WRITTEN INSTRUCTION = Copy every line that contains the string "JSON" from the entries below.

SUPPLIED MATERIAL =
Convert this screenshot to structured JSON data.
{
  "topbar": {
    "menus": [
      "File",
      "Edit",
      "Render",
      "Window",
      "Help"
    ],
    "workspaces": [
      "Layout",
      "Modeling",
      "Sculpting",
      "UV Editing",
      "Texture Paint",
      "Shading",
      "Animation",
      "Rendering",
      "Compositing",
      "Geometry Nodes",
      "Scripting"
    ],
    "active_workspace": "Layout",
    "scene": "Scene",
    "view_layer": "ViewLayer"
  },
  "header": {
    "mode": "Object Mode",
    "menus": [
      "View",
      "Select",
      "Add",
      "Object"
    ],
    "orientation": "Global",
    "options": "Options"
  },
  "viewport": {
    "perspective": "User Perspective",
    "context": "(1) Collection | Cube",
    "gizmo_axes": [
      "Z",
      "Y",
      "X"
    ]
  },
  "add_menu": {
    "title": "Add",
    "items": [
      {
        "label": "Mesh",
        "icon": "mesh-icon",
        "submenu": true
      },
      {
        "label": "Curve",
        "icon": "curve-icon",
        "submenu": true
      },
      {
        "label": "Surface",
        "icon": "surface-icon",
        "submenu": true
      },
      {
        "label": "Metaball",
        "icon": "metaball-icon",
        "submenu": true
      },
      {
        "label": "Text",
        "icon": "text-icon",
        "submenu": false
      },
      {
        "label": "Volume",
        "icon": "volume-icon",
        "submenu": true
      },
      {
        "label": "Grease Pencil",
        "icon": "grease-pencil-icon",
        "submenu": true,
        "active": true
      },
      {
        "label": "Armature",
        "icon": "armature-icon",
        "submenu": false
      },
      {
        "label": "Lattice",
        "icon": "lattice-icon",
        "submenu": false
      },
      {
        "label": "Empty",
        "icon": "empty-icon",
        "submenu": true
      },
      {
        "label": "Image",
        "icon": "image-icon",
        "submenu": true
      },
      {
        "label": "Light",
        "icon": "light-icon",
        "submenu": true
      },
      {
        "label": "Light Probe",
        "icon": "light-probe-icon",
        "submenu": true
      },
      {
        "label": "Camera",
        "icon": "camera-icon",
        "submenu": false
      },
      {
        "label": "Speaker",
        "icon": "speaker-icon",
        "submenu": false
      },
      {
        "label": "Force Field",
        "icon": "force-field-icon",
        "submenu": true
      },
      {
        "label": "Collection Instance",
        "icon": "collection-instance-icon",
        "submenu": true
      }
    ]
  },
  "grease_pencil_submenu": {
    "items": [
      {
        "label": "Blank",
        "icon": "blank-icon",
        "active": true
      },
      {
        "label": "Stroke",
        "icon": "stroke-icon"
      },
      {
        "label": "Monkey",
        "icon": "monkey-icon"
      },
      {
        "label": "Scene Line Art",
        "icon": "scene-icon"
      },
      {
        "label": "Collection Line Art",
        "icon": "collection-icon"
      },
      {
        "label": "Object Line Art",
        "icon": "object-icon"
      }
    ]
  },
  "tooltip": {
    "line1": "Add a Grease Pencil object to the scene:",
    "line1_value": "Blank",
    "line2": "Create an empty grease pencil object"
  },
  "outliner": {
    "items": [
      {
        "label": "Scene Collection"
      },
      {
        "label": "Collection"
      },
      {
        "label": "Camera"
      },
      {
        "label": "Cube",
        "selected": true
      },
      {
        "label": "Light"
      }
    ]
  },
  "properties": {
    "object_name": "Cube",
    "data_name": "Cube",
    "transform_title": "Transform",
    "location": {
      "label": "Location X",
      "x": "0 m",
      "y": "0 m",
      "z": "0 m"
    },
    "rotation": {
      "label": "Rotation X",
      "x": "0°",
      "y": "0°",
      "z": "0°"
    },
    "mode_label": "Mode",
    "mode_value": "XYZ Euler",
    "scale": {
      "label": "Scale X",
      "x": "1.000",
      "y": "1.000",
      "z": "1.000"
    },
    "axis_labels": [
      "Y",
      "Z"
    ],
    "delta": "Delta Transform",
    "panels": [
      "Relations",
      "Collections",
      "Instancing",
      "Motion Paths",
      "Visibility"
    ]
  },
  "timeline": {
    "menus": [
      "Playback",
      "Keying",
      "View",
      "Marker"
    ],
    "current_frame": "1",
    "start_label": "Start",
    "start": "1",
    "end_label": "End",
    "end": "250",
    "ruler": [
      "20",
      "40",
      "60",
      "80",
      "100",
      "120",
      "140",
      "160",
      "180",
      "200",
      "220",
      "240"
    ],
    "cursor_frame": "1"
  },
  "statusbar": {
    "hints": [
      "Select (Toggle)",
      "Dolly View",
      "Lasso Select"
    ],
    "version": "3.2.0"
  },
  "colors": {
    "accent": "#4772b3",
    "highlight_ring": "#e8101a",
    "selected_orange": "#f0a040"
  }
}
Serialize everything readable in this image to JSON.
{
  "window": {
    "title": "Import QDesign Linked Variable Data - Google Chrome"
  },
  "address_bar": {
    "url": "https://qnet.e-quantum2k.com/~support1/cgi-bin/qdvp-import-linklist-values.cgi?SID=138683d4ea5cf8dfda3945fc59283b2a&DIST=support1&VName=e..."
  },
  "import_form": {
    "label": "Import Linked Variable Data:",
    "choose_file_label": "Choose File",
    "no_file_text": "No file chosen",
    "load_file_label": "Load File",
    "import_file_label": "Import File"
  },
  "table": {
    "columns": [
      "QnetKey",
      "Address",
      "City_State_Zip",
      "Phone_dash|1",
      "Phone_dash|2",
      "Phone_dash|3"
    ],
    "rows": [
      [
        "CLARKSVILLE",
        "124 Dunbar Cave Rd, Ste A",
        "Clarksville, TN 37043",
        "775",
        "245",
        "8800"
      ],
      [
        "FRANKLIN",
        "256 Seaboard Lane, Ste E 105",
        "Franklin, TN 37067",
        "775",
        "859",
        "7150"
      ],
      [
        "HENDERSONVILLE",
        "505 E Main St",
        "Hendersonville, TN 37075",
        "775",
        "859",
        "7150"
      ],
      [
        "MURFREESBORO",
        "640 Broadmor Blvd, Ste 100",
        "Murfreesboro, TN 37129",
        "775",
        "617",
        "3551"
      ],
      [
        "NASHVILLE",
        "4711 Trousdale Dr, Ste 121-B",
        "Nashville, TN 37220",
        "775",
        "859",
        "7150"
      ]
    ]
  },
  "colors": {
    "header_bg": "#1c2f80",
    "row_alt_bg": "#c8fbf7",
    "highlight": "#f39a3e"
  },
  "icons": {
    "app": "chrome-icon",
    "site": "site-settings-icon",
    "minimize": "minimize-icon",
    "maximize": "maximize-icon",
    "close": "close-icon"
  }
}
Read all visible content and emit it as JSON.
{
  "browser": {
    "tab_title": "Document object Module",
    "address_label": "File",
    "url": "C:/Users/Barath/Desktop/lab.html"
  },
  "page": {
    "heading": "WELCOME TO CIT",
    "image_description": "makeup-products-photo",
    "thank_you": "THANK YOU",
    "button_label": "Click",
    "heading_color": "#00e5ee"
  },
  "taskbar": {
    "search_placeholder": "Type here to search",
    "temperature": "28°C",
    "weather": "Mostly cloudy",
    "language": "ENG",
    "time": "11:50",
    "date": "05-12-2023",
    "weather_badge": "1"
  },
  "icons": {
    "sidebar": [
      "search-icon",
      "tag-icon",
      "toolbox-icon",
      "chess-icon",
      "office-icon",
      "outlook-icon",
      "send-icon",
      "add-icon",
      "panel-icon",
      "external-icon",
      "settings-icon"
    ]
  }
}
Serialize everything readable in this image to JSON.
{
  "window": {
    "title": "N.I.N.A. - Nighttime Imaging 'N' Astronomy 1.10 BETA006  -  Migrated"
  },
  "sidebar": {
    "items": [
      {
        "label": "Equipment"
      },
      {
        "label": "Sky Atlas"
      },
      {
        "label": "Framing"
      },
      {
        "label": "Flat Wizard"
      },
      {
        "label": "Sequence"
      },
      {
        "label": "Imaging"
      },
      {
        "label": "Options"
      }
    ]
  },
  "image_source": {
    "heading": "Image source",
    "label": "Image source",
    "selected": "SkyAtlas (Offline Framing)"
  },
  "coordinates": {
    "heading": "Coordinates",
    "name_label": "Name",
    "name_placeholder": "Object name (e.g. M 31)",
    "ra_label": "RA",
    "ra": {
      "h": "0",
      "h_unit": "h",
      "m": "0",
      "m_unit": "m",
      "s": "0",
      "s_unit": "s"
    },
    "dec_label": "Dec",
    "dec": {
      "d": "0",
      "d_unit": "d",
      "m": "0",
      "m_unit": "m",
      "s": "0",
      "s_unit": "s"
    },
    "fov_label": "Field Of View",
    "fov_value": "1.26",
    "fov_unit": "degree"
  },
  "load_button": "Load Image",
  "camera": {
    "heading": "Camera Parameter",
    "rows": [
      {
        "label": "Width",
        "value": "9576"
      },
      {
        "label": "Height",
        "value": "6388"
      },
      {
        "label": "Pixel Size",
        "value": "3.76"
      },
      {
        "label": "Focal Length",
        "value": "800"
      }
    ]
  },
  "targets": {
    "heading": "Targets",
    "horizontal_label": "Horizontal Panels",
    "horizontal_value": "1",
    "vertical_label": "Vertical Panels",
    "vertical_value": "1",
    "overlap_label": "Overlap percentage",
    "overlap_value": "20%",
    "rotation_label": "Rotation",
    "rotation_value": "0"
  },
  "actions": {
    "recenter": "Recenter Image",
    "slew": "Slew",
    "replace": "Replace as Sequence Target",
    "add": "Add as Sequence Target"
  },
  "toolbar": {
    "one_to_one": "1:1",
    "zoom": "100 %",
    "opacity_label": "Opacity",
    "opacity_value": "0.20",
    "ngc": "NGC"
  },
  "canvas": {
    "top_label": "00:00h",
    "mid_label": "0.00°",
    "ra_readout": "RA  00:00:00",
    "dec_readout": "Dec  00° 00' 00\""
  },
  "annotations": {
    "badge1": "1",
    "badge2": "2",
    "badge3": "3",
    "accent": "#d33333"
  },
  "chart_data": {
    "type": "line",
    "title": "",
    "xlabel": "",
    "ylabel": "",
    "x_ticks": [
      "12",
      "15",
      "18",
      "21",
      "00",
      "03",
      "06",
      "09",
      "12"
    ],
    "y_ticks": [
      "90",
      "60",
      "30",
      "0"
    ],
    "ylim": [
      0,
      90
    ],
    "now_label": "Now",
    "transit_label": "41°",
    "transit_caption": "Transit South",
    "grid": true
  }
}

ANSWER TO THIS EXERCISE =
Convert this screenshot to structured JSON data.
Serialize everything readable in this image to JSON.
Read all visible content and emit it as JSON.
Serialize everything readable in this image to JSON.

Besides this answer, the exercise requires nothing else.